- _Given passage_:
==========

An Example of the Critical Thinking Envisioned by Common Core Assessments? How/Why is This Thinking Being Tracked?
Read MEW’s previous post here about the Federal Register’s announcement (above) for further student data tracking. This is not solely for academic achievement. It also tracks underlying dynamics…that influence student achievement, growth, and personal development over time. Can these underlying dynamics be defined as attitudes, behaviors and beliefs targeted in the Common Core State Standards Assessments? What outcomes are envisioned by the USDOEd from the tracking of these dynamics?
Here’s an example of a quiz from a randomized test bank used in an Arkansas charter school (K 12 Arkansas Virtual Academy under the CCSS mandates) which has reportedly been pulled:
(h/t Karen Lameroux)
We apologize for any offense that was taken. This test question populated from a randomized question bank in a course that is new to Arkansas Virtual Academy this year. This quiz is being disabled today, and going forward, all questions will be reviewed before they are posted to quizzes.
(Mitzi Tittle Bingaman is the principal of AVRA 9-11)
What answer would you pick? Which is your best answer? Does the answer reflect your attitudes, behaviors and beliefs or does it reflect academic knowledge about a subject? Is this the type of critical thinking the CCSS creators envisioned, that there is no one correct answer? From With Common Core Testing, You Get What You Pay For:
Parents aren’t privy to seeing assessment questions that are taken in a public on-site school so they would have no knowledge about questions which have several correct answers. What should be of high interest to parents is how their child’s answers are tracked, and how specific answers assess your student’s underlying dynamics (attitudes, values, beliefs) which the USDOEd believes influences student achievement, growth, and personal development over time. If a student doesn’t respond in the desired manner, how/will that be noted on his/her personally identifiable data set? Wouldn’t the decision on what is the ‘best answer’ from the scorer be as subjective as the student’s answer on this particular assessment question? Who will have access to your student’s answers on such questions and how will these organizations, agencies, researchers interpret your student’s attitudes, values and beliefs?
Maybe a good career path for this 9th grader would be that of a reality television screenwriter. Ramona combines current events with personal bias and emotional upheaval. She’s got her character lined up for next season’s television commentary on same-sex marriages, the role of the courts in these marriages, and strained personal relationships. If this script doesn’t play well on the global stage, it should fit right in with American television and educational assessments.

==========

- _Tasks to carry out_:
1 - Answer these questions from the post about Common Core assessments:
(a) Which school used the quiz that has reportedly been pulled?
(b) What position does Mitzi Tittle Bingaman hold?
(c) According to the apology, what will happen to questions going forward?
2 - Quote the post about Common Core assessments from "We apologize for" up to and including "of AVRA 9-11)".
The data is not needed for any of the work on this post.

==========

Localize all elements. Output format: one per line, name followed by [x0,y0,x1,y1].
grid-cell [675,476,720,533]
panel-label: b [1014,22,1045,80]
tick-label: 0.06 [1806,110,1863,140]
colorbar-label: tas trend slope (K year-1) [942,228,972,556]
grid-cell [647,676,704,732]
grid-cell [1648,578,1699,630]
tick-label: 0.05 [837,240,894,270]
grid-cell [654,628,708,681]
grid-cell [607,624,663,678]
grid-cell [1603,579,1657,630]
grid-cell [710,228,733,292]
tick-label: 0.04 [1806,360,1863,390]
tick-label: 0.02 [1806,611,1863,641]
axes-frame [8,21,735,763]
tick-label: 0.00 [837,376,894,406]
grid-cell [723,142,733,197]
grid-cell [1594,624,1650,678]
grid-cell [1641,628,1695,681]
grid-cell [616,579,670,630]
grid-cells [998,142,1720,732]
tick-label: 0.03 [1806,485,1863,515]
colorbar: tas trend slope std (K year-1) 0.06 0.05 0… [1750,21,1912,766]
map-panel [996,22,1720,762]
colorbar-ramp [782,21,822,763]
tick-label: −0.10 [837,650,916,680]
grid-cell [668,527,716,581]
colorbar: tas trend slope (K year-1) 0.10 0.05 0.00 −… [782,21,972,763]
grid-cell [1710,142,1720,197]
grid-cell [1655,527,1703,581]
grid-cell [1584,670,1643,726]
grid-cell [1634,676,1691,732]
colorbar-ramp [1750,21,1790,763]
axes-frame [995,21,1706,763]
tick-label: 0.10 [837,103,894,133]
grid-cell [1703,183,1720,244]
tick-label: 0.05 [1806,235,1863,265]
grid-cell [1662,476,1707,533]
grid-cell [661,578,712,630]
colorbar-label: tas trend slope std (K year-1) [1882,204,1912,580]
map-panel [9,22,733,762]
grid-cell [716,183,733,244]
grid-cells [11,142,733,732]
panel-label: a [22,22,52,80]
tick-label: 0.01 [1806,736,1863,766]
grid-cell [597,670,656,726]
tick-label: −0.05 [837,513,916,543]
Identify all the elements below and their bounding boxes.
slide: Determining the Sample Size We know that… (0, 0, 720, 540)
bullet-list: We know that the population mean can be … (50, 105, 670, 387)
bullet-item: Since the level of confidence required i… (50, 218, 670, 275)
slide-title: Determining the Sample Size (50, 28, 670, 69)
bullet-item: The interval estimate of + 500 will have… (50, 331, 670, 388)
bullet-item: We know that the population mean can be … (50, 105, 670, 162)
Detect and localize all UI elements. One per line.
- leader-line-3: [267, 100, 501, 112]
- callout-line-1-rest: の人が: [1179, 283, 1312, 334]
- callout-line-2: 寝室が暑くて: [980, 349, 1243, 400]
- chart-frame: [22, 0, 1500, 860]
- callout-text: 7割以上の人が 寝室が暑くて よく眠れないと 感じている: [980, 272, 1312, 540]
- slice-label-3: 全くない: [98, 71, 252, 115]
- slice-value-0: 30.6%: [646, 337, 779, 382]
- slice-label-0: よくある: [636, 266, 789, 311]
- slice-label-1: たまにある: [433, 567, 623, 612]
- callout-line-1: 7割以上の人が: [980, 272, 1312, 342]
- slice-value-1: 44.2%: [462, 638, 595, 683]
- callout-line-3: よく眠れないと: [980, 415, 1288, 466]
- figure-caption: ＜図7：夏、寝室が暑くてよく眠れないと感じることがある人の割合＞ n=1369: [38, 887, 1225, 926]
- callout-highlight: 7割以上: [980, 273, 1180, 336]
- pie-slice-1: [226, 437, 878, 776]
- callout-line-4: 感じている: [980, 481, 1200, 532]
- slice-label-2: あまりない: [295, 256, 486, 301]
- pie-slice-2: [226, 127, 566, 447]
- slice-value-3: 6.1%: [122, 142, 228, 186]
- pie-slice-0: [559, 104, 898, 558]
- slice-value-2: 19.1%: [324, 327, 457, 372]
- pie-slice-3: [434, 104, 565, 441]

==========

- _Results of the tasks_:
1 -
(a) K 12 Arkansas Virtual Academy, an Arkansas charter school.
(b) She is the principal of AVRA 9-11.
(c) All questions will be reviewed before they are posted to quizzes.

2 -
We apologize for any offense that was taken. This test question populated from a randomized question bank in a course that is new to Arkansas Virtual Academy this year. This quiz is being disabled today, and going forward, all questions will be reviewed before they are posted to quizzes.
(Mitzi Tittle Bingaman is the principal of AVRA 9-11)